(Stored dataset items)

*****

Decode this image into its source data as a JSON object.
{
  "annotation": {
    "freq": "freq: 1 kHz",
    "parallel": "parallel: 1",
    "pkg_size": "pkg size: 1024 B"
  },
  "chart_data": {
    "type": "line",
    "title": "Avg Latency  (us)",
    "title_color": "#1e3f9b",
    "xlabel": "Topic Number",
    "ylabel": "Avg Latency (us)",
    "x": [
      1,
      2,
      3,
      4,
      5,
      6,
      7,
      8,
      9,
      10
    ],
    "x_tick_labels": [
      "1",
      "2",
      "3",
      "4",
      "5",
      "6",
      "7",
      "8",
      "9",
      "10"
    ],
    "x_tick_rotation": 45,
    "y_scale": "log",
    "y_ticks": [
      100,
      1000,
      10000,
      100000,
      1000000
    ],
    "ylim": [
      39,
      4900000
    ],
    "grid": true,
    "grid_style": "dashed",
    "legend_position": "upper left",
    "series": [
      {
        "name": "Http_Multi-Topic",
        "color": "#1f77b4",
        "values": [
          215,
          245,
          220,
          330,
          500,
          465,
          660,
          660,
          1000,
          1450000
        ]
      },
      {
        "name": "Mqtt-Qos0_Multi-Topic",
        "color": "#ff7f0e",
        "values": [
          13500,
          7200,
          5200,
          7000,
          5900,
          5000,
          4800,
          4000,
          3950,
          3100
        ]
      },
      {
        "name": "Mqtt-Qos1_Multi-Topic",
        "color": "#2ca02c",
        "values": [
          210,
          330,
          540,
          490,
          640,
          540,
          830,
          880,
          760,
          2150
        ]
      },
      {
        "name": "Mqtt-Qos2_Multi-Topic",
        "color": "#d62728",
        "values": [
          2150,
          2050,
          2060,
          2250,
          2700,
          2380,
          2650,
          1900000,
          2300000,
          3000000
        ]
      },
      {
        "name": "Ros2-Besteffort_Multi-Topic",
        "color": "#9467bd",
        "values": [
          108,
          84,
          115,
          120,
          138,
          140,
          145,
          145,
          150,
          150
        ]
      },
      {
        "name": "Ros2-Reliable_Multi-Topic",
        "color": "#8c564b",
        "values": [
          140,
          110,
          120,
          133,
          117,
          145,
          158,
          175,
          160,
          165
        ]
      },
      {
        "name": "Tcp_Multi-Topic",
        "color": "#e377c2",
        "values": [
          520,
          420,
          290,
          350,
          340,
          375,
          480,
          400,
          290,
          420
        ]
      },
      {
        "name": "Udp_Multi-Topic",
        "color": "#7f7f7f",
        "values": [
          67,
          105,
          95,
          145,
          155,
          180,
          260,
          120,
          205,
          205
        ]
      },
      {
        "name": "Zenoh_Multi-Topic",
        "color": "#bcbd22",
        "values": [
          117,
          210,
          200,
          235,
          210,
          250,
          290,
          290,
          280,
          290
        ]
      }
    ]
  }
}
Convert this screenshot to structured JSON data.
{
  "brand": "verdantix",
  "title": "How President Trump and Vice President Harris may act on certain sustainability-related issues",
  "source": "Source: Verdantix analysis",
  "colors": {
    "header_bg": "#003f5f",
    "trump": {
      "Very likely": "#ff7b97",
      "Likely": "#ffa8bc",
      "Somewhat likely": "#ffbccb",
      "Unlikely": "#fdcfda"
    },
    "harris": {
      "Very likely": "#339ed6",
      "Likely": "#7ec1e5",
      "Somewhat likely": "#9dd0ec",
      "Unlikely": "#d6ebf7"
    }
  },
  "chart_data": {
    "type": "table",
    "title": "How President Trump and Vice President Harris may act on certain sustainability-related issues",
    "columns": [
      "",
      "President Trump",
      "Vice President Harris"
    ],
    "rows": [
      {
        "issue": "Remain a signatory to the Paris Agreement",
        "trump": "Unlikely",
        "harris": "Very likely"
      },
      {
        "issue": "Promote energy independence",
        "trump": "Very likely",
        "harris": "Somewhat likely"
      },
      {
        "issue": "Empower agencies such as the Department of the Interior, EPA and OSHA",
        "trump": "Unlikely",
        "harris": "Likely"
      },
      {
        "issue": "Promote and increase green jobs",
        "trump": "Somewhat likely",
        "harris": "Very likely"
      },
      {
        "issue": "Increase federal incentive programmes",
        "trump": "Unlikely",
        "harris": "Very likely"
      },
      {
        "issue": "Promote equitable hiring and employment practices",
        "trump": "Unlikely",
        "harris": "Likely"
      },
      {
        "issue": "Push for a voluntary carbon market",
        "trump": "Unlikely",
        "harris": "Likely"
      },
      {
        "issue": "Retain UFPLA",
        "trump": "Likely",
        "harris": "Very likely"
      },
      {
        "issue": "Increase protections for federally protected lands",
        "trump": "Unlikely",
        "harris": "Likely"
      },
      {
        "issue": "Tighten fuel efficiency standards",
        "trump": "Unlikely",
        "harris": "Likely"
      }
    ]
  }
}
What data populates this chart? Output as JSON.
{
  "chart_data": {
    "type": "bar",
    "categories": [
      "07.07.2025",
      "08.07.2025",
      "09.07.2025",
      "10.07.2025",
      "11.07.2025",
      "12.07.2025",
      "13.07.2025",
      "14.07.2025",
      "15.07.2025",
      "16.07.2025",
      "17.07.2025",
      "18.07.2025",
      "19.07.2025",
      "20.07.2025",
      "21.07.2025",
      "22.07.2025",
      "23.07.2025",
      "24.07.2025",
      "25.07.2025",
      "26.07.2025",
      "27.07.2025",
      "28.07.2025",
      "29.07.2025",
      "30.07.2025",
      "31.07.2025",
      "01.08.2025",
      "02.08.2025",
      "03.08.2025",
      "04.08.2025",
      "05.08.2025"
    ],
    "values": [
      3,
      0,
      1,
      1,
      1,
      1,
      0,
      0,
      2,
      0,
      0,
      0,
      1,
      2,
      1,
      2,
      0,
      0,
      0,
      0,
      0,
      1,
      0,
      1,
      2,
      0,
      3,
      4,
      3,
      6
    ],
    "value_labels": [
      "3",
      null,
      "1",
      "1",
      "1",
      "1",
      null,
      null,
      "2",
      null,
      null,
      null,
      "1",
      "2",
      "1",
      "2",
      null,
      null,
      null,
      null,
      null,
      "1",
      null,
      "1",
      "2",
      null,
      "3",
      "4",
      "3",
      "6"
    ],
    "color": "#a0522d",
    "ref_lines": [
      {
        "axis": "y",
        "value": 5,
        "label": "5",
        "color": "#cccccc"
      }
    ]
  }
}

*****

Exercise instructions: Say how many lines in the entries contain the string "Mqtt", and leave out everything else.

Answer to the task: 3